(Saved data entries)
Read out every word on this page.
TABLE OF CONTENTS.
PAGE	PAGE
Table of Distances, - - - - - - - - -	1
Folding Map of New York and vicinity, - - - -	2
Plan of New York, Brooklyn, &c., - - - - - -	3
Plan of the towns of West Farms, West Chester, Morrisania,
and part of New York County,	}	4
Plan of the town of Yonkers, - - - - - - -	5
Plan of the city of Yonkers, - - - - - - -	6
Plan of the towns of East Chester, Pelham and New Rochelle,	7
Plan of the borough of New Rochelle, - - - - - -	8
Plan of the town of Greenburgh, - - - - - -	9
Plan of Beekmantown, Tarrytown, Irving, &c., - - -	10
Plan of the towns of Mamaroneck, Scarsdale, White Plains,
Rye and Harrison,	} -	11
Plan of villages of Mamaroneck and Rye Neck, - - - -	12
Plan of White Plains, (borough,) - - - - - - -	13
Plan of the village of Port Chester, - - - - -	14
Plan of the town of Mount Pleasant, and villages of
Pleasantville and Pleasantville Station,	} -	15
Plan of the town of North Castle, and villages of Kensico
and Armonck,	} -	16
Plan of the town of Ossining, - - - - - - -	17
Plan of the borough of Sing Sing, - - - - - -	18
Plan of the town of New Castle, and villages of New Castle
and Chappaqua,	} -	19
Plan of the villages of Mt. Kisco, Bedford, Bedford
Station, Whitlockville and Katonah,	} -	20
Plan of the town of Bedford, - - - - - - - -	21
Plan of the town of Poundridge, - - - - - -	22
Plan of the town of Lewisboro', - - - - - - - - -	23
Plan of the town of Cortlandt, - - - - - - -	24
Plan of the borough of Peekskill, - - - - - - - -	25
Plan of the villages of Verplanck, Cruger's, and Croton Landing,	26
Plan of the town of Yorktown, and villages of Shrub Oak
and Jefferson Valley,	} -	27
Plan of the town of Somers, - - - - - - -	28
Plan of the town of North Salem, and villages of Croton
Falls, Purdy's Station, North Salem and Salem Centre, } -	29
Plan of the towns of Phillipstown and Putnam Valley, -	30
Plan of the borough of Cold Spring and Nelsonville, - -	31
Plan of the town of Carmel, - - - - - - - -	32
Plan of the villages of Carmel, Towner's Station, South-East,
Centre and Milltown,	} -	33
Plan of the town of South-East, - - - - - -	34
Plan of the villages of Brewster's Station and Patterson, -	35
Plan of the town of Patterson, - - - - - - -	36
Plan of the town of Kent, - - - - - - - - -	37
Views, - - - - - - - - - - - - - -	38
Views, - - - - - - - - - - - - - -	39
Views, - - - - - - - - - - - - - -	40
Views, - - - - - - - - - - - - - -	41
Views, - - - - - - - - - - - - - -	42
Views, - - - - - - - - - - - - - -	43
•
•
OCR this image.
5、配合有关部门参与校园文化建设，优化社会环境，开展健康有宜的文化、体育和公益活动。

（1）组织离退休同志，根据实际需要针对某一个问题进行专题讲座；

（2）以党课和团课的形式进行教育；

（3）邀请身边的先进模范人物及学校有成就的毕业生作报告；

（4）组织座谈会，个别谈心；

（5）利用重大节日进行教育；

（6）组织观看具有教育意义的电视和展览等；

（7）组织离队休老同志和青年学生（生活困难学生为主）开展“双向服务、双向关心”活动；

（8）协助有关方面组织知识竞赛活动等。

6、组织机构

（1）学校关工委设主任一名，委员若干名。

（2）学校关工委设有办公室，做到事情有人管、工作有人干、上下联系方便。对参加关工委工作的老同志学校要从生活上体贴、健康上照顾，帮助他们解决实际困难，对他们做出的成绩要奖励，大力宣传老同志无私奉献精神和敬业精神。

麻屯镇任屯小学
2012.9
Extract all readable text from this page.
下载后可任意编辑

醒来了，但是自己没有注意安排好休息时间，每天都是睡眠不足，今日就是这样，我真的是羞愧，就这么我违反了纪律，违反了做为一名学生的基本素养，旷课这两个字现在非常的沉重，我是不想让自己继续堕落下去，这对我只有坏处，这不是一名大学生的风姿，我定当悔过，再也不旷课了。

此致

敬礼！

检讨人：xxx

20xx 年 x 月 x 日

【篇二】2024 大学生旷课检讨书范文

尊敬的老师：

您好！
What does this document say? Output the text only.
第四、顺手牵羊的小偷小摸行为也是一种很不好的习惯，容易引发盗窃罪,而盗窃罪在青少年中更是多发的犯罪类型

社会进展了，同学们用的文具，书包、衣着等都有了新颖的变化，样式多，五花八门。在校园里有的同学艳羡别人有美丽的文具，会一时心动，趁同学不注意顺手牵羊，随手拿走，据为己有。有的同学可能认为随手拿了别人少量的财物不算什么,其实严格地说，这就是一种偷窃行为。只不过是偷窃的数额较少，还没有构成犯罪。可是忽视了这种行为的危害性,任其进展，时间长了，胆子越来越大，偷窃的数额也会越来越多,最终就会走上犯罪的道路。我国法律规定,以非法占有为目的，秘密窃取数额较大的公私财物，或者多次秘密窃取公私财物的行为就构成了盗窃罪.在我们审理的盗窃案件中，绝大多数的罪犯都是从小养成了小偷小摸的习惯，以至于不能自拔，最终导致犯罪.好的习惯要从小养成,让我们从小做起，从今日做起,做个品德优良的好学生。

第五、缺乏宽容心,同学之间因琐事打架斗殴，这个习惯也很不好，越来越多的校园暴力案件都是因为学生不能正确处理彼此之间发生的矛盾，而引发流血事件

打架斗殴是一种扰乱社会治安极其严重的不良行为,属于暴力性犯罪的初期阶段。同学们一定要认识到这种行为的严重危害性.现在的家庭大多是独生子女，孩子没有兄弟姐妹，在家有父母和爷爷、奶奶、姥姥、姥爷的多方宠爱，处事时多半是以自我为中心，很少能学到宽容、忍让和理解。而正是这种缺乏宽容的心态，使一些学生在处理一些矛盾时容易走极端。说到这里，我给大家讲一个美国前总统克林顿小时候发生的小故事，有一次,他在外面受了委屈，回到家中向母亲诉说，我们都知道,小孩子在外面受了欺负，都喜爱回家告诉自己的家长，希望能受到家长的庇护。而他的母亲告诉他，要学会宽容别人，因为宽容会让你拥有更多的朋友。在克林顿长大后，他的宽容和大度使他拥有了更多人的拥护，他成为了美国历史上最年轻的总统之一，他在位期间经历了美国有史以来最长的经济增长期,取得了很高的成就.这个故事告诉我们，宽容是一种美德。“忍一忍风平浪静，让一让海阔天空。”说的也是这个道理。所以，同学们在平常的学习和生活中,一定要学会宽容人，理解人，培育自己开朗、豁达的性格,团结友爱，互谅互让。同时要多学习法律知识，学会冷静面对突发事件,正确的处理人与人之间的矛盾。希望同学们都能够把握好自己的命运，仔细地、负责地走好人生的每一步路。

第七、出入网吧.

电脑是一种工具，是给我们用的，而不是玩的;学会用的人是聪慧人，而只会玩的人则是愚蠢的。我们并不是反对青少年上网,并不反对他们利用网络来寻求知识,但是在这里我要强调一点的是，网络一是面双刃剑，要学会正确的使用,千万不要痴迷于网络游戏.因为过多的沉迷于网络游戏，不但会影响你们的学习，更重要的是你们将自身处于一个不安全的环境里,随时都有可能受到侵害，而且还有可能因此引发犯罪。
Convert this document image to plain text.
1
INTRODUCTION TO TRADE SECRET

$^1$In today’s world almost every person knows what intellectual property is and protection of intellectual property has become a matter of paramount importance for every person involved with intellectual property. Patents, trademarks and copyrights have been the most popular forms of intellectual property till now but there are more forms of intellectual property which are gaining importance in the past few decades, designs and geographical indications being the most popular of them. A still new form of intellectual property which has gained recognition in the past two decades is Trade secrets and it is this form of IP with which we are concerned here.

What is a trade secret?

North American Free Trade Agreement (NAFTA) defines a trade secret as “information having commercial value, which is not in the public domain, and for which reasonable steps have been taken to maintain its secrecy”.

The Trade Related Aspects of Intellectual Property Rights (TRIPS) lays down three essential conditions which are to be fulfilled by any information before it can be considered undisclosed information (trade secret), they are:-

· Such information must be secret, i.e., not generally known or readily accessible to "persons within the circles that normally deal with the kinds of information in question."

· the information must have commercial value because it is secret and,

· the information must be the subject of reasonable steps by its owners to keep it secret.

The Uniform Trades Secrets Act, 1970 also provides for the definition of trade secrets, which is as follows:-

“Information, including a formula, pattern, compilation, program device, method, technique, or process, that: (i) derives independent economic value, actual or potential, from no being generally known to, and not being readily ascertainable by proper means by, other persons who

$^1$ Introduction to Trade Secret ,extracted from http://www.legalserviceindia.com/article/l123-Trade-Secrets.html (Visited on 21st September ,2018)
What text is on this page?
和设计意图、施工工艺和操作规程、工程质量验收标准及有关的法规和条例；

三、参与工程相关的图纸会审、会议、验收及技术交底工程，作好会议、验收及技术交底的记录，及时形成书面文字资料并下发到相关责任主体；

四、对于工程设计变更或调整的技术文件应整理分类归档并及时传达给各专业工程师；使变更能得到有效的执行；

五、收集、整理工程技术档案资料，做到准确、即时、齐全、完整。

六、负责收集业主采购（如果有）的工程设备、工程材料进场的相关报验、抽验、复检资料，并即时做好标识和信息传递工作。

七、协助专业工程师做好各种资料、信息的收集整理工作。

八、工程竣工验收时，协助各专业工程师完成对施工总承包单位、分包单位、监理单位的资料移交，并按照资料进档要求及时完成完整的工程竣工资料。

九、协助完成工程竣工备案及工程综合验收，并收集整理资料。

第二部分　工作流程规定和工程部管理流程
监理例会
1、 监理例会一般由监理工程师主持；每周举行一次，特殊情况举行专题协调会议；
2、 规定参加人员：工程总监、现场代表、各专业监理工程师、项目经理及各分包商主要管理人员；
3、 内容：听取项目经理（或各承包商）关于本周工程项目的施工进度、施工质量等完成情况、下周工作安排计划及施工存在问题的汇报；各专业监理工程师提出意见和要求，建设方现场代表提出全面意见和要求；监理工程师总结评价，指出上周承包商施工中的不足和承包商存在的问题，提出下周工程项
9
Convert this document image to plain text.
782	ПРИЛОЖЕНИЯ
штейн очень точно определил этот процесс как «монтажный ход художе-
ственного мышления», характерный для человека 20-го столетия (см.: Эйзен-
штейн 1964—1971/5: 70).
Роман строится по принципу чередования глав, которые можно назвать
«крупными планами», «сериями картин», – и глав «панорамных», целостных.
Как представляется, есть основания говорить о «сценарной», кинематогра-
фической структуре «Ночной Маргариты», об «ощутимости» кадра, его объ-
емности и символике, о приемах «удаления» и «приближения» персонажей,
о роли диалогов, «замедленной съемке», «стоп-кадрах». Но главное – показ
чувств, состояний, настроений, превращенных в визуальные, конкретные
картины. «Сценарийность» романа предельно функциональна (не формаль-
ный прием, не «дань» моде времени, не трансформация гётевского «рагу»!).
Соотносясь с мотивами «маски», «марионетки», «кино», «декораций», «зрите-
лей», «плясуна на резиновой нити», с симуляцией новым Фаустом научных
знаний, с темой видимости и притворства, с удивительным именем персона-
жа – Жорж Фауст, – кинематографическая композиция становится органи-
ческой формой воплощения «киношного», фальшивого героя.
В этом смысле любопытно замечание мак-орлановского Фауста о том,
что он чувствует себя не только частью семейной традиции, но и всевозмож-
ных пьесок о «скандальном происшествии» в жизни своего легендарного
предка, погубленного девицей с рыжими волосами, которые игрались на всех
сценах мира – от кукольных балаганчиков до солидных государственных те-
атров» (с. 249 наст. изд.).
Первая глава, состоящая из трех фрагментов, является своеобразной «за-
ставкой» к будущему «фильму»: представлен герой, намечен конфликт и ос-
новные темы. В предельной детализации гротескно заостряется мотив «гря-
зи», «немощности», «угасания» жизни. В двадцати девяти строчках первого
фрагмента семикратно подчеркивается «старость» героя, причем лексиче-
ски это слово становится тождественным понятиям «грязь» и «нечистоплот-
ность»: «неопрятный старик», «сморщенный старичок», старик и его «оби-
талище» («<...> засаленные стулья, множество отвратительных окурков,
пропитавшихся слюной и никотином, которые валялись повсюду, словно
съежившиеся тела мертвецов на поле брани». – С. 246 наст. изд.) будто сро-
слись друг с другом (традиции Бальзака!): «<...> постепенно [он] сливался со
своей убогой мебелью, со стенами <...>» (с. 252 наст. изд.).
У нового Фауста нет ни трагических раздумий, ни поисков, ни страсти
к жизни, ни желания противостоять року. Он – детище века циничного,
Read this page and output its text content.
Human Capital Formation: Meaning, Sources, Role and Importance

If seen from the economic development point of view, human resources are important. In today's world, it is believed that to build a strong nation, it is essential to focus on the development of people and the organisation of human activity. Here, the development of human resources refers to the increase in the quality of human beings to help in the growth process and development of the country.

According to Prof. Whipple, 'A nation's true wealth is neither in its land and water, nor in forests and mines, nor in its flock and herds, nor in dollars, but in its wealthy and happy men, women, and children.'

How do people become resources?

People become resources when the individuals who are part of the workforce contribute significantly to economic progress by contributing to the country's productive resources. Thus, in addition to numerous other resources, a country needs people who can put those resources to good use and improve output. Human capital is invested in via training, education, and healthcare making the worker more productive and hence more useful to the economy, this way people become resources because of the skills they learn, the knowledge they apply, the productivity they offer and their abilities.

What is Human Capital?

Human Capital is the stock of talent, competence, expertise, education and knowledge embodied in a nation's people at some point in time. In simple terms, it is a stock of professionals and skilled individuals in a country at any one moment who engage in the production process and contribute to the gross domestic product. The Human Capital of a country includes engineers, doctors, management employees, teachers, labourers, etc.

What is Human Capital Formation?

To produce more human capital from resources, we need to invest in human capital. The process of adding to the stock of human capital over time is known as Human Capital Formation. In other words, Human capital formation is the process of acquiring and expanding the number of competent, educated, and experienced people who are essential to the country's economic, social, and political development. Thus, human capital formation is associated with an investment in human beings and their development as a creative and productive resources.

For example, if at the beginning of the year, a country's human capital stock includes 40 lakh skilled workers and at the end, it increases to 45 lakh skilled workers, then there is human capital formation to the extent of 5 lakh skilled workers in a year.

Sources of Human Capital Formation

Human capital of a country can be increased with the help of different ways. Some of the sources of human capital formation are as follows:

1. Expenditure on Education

* [TO DO]:
Search the lines for the string "which" and copy every line that has it.

* [ANSWER TO THIS PROBLEM]:
$^1$In today’s world almost every person knows what intellectual property is and protection of intellectual property has become a matter of paramount importance for every person involved with intellectual property. Patents, trademarks and copyrights have been the most popular forms of intellectual property till now but there are more forms of intellectual property which are gaining importance in the past few decades, designs and geographical indications being the most popular of them. A still new form of intellectual property which has gained recognition in the past two decades is Trade secrets and it is this form of IP with which we are concerned here.
North American Free Trade Agreement (NAFTA) defines a trade secret as “information having commercial value, which is not in the public domain, and for which reasonable steps have been taken to maintain its secrecy”.
The Trade Related Aspects of Intellectual Property Rights (TRIPS) lays down three essential conditions which are to be fulfilled by any information before it can be considered undisclosed information (trade secret), they are:-
The Uniform Trades Secrets Act, 1970 also provides for the definition of trade secrets, which is as follows:-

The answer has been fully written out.